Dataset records

——————

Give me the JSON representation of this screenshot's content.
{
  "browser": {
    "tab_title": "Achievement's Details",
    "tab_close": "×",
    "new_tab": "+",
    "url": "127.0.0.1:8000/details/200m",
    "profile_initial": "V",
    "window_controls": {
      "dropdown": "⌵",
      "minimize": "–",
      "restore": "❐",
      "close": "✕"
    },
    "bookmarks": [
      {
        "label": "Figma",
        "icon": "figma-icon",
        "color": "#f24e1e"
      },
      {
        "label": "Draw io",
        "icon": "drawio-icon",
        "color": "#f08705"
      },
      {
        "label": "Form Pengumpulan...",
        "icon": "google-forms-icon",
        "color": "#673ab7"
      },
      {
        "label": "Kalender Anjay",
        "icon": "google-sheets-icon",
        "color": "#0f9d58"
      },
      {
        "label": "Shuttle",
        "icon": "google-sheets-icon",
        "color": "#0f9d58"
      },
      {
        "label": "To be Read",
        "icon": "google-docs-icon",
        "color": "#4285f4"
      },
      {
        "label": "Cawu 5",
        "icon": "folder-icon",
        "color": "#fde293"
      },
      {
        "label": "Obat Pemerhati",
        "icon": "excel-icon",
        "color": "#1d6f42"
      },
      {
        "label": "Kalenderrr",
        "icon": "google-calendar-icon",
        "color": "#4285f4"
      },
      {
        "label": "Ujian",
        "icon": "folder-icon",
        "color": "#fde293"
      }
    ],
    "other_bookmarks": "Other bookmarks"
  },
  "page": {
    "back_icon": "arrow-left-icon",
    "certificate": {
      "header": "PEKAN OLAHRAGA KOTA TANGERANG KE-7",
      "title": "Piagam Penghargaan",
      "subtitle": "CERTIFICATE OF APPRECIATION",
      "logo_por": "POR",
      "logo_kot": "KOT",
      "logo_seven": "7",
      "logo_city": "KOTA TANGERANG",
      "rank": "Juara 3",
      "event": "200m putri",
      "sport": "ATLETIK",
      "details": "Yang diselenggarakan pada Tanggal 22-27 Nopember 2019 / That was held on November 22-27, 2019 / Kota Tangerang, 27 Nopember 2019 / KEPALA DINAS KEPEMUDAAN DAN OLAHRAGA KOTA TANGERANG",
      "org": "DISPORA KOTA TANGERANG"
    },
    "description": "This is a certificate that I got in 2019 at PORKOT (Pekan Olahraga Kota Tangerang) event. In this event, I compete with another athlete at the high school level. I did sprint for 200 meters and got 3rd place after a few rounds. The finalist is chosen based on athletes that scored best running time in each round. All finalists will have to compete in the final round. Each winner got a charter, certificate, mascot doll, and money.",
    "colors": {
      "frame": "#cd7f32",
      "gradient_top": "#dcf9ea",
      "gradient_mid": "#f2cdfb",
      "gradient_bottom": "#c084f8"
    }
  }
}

——————

## PROBLEM STATEMENT:
Write out all the lines again, exactly as they are.

## SOLUTION FOR THIS EXERCISE:
Give me the JSON representation of this screenshot's content.
{
  "browser": {
    "tab_title": "Achievement's Details",
    "tab_close": "×",
    "new_tab": "+",
    "url": "127.0.0.1:8000/details/200m",
    "profile_initial": "V",
    "window_controls": {
      "dropdown": "⌵",
      "minimize": "–",
      "restore": "❐",
      "close": "✕"
    },
    "bookmarks": [
      {
        "label": "Figma",
        "icon": "figma-icon",
        "color": "#f24e1e"
      },
      {
        "label": "Draw io",
        "icon": "drawio-icon",
        "color": "#f08705"
      },
      {
        "label": "Form Pengumpulan...",
        "icon": "google-forms-icon",
        "color": "#673ab7"
      },
      {
        "label": "Kalender Anjay",
        "icon": "google-sheets-icon",
        "color": "#0f9d58"
      },
      {
        "label": "Shuttle",
        "icon": "google-sheets-icon",
        "color": "#0f9d58"
      },
      {
        "label": "To be Read",
        "icon": "google-docs-icon",
        "color": "#4285f4"
      },
      {
        "label": "Cawu 5",
        "icon": "folder-icon",
        "color": "#fde293"
      },
      {
        "label": "Obat Pemerhati",
        "icon": "excel-icon",
        "color": "#1d6f42"
      },
      {
        "label": "Kalenderrr",
        "icon": "google-calendar-icon",
        "color": "#4285f4"
      },
      {
        "label": "Ujian",
        "icon": "folder-icon",
        "color": "#fde293"
      }
    ],
    "other_bookmarks": "Other bookmarks"
  },
  "page": {
    "back_icon": "arrow-left-icon",
    "certificate": {
      "header": "PEKAN OLAHRAGA KOTA TANGERANG KE-7",
      "title": "Piagam Penghargaan",
      "subtitle": "CERTIFICATE OF APPRECIATION",
      "logo_por": "POR",
      "logo_kot": "KOT",
      "logo_seven": "7",
      "logo_city": "KOTA TANGERANG",
      "rank": "Juara 3",
      "event": "200m putri",
      "sport": "ATLETIK",
      "details": "Yang diselenggarakan pada Tanggal 22-27 Nopember 2019 / That was held on November 22-27, 2019 / Kota Tangerang, 27 Nopember 2019 / KEPALA DINAS KEPEMUDAAN DAN OLAHRAGA KOTA TANGERANG",
      "org": "DISPORA KOTA TANGERANG"
    },
    "description": "This is a certificate that I got in 2019 at PORKOT (Pekan Olahraga Kota Tangerang) event. In this event, I compete with another athlete at the high school level. I did sprint for 200 meters and got 3rd place after a few rounds. The finalist is chosen based on athletes that scored best running time in each round. All finalists will have to compete in the final round. Each winner got a charter, certificate, mascot doll, and money.",
    "colors": {
      "frame": "#cd7f32",
      "gradient_top": "#dcf9ea",
      "gradient_mid": "#f2cdfb",
      "gradient_bottom": "#c084f8"
    }
  }
}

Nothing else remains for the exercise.